(Saved data entries)
○ ○ ○ ○ ○ ○ ○

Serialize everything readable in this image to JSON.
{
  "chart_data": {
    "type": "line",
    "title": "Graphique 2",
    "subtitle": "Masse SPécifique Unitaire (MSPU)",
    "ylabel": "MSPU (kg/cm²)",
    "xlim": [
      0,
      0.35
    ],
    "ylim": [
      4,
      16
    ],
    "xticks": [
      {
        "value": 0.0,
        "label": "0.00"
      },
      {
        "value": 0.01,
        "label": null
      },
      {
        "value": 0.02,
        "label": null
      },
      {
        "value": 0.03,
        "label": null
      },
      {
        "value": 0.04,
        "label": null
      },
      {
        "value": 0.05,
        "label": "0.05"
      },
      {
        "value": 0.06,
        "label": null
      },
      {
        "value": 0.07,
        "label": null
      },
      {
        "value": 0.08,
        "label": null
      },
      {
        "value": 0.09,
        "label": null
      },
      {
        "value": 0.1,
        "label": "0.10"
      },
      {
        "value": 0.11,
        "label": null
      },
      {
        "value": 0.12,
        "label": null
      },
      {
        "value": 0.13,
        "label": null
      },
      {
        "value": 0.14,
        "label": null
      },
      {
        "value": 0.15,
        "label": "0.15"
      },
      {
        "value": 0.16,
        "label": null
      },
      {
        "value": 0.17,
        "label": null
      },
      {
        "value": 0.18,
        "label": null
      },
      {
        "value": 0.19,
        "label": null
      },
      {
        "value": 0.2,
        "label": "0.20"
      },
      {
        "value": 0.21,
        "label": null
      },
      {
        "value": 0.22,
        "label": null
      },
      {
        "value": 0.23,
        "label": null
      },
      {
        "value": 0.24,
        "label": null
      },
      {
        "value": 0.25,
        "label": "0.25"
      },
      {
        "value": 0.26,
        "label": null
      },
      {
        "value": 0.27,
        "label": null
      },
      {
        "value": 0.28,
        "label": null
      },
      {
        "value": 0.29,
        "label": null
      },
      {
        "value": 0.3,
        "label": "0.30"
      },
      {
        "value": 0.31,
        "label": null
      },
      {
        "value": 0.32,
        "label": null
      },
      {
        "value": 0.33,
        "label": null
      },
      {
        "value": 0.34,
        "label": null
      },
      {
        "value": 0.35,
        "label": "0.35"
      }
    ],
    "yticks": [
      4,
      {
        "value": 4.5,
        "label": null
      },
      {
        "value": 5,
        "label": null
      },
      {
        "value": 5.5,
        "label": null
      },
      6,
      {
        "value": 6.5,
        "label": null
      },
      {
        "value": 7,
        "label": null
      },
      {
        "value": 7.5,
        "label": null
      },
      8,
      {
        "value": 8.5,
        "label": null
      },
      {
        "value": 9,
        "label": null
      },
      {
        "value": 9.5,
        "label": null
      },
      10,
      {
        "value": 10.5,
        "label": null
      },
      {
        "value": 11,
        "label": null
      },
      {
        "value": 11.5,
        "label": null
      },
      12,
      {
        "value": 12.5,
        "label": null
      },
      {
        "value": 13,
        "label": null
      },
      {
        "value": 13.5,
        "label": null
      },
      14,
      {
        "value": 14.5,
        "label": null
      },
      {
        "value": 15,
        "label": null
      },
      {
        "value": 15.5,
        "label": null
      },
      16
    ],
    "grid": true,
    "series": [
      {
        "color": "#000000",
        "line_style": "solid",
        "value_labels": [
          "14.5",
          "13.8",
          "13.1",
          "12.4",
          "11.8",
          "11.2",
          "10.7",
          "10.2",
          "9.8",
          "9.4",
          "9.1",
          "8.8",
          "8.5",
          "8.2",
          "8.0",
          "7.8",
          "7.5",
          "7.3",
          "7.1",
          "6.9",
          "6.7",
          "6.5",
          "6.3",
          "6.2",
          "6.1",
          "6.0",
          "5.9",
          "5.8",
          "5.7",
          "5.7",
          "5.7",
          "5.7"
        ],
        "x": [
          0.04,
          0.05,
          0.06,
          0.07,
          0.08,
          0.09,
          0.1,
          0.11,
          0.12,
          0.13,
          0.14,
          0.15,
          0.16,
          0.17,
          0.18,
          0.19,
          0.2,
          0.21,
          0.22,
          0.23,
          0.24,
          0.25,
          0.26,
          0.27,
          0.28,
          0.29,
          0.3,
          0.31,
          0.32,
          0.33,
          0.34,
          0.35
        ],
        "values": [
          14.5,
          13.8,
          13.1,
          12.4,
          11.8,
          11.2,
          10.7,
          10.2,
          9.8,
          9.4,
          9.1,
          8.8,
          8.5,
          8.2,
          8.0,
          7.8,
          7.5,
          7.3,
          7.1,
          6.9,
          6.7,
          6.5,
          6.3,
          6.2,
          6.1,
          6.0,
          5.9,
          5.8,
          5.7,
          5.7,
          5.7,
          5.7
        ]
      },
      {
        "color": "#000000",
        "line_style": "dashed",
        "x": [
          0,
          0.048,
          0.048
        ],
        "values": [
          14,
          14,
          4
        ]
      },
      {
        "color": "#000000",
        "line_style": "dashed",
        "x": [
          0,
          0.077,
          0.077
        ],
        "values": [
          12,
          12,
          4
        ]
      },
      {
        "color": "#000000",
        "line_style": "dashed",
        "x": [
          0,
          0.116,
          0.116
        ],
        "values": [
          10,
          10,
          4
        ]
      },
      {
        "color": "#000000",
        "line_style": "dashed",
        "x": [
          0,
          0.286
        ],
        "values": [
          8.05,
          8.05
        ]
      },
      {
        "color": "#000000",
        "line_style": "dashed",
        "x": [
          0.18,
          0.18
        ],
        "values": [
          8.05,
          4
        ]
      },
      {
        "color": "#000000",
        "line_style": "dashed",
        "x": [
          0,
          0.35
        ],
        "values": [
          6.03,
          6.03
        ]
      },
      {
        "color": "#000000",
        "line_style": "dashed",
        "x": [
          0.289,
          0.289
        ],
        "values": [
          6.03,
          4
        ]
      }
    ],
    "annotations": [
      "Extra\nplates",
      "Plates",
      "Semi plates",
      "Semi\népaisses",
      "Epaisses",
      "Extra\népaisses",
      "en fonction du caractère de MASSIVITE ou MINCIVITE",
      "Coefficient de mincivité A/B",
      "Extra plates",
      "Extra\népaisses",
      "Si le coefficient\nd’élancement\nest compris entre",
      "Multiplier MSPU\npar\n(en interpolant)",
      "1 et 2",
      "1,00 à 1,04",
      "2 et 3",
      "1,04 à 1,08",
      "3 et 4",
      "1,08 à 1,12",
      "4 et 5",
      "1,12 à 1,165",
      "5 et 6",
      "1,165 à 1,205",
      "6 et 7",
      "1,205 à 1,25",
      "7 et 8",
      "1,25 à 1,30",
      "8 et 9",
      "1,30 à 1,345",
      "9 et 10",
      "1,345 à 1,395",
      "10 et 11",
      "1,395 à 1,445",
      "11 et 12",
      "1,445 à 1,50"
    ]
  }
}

○ ○ ○ ○ ○ ○ ○

Please restate the whole listing word for word.

SOLUTION FOR THIS EXERCISE
Serialize everything readable in this image to JSON.
{
  "chart_data": {
    "type": "line",
    "title": "Graphique 2",
    "subtitle": "Masse SPécifique Unitaire (MSPU)",
    "ylabel": "MSPU (kg/cm²)",
    "xlim": [
      0,
      0.35
    ],
    "ylim": [
      4,
      16
    ],
    "xticks": [
      {
        "value": 0.0,
        "label": "0.00"
      },
      {
        "value": 0.01,
        "label": null
      },
      {
        "value": 0.02,
        "label": null
      },
      {
        "value": 0.03,
        "label": null
      },
      {
        "value": 0.04,
        "label": null
      },
      {
        "value": 0.05,
        "label": "0.05"
      },
      {
        "value": 0.06,
        "label": null
      },
      {
        "value": 0.07,
        "label": null
      },
      {
        "value": 0.08,
        "label": null
      },
      {
        "value": 0.09,
        "label": null
      },
      {
        "value": 0.1,
        "label": "0.10"
      },
      {
        "value": 0.11,
        "label": null
      },
      {
        "value": 0.12,
        "label": null
      },
      {
        "value": 0.13,
        "label": null
      },
      {
        "value": 0.14,
        "label": null
      },
      {
        "value": 0.15,
        "label": "0.15"
      },
      {
        "value": 0.16,
        "label": null
      },
      {
        "value": 0.17,
        "label": null
      },
      {
        "value": 0.18,
        "label": null
      },
      {
        "value": 0.19,
        "label": null
      },
      {
        "value": 0.2,
        "label": "0.20"
      },
      {
        "value": 0.21,
        "label": null
      },
      {
        "value": 0.22,
        "label": null
      },
      {
        "value": 0.23,
        "label": null
      },
      {
        "value": 0.24,
        "label": null
      },
      {
        "value": 0.25,
        "label": "0.25"
      },
      {
        "value": 0.26,
        "label": null
      },
      {
        "value": 0.27,
        "label": null
      },
      {
        "value": 0.28,
        "label": null
      },
      {
        "value": 0.29,
        "label": null
      },
      {
        "value": 0.3,
        "label": "0.30"
      },
      {
        "value": 0.31,
        "label": null
      },
      {
        "value": 0.32,
        "label": null
      },
      {
        "value": 0.33,
        "label": null
      },
      {
        "value": 0.34,
        "label": null
      },
      {
        "value": 0.35,
        "label": "0.35"
      }
    ],
    "yticks": [
      4,
      {
        "value": 4.5,
        "label": null
      },
      {
        "value": 5,
        "label": null
      },
      {
        "value": 5.5,
        "label": null
      },
      6,
      {
        "value": 6.5,
        "label": null
      },
      {
        "value": 7,
        "label": null
      },
      {
        "value": 7.5,
        "label": null
      },
      8,
      {
        "value": 8.5,
        "label": null
      },
      {
        "value": 9,
        "label": null
      },
      {
        "value": 9.5,
        "label": null
      },
      10,
      {
        "value": 10.5,
        "label": null
      },
      {
        "value": 11,
        "label": null
      },
      {
        "value": 11.5,
        "label": null
      },
      12,
      {
        "value": 12.5,
        "label": null
      },
      {
        "value": 13,
        "label": null
      },
      {
        "value": 13.5,
        "label": null
      },
      14,
      {
        "value": 14.5,
        "label": null
      },
      {
        "value": 15,
        "label": null
      },
      {
        "value": 15.5,
        "label": null
      },
      16
    ],
    "grid": true,
    "series": [
      {
        "color": "#000000",
        "line_style": "solid",
        "value_labels": [
          "14.5",
          "13.8",
          "13.1",
          "12.4",
          "11.8",
          "11.2",
          "10.7",
          "10.2",
          "9.8",
          "9.4",
          "9.1",
          "8.8",
          "8.5",
          "8.2",
          "8.0",
          "7.8",
          "7.5",
          "7.3",
          "7.1",
          "6.9",
          "6.7",
          "6.5",
          "6.3",
          "6.2",
          "6.1",
          "6.0",
          "5.9",
          "5.8",
          "5.7",
          "5.7",
          "5.7",
          "5.7"
        ],
        "x": [
          0.04,
          0.05,
          0.06,
          0.07,
          0.08,
          0.09,
          0.1,
          0.11,
          0.12,
          0.13,
          0.14,
          0.15,
          0.16,
          0.17,
          0.18,
          0.19,
          0.2,
          0.21,
          0.22,
          0.23,
          0.24,
          0.25,
          0.26,
          0.27,
          0.28,
          0.29,
          0.3,
          0.31,
          0.32,
          0.33,
          0.34,
          0.35
        ],
        "values": [
          14.5,
          13.8,
          13.1,
          12.4,
          11.8,
          11.2,
          10.7,
          10.2,
          9.8,
          9.4,
          9.1,
          8.8,
          8.5,
          8.2,
          8.0,
          7.8,
          7.5,
          7.3,
          7.1,
          6.9,
          6.7,
          6.5,
          6.3,
          6.2,
          6.1,
          6.0,
          5.9,
          5.8,
          5.7,
          5.7,
          5.7,
          5.7
        ]
      },
      {
        "color": "#000000",
        "line_style": "dashed",
        "x": [
          0,
          0.048,
          0.048
        ],
        "values": [
          14,
          14,
          4
        ]
      },
      {
        "color": "#000000",
        "line_style": "dashed",
        "x": [
          0,
          0.077,
          0.077
        ],
        "values": [
          12,
          12,
          4
        ]
      },
      {
        "color": "#000000",
        "line_style": "dashed",
        "x": [
          0,
          0.116,
          0.116
        ],
        "values": [
          10,
          10,
          4
        ]
      },
      {
        "color": "#000000",
        "line_style": "dashed",
        "x": [
          0,
          0.286
        ],
        "values": [
          8.05,
          8.05
        ]
      },
      {
        "color": "#000000",
        "line_style": "dashed",
        "x": [
          0.18,
          0.18
        ],
        "values": [
          8.05,
          4
        ]
      },
      {
        "color": "#000000",
        "line_style": "dashed",
        "x": [
          0,
          0.35
        ],
        "values": [
          6.03,
          6.03
        ]
      },
      {
        "color": "#000000",
        "line_style": "dashed",
        "x": [
          0.289,
          0.289
        ],
        "values": [
          6.03,
          4
        ]
      }
    ],
    "annotations": [
      "Extra\nplates",
      "Plates",
      "Semi plates",
      "Semi\népaisses",
      "Epaisses",
      "Extra\népaisses",
      "en fonction du caractère de MASSIVITE ou MINCIVITE",
      "Coefficient de mincivité A/B",
      "Extra plates",
      "Extra\népaisses",
      "Si le coefficient\nd’élancement\nest compris entre",
      "Multiplier MSPU\npar\n(en interpolant)",
      "1 et 2",
      "1,00 à 1,04",
      "2 et 3",
      "1,04 à 1,08",
      "3 et 4",
      "1,08 à 1,12",
      "4 et 5",
      "1,12 à 1,165",
      "5 et 6",
      "1,165 à 1,205",
      "6 et 7",
      "1,205 à 1,25",
      "7 et 8",
      "1,25 à 1,30",
      "8 et 9",
      "1,30 à 1,345",
      "9 et 10",
      "1,345 à 1,395",
      "10 et 11",
      "1,395 à 1,445",
      "11 et 12",
      "1,445 à 1,50"
    ]
  }
}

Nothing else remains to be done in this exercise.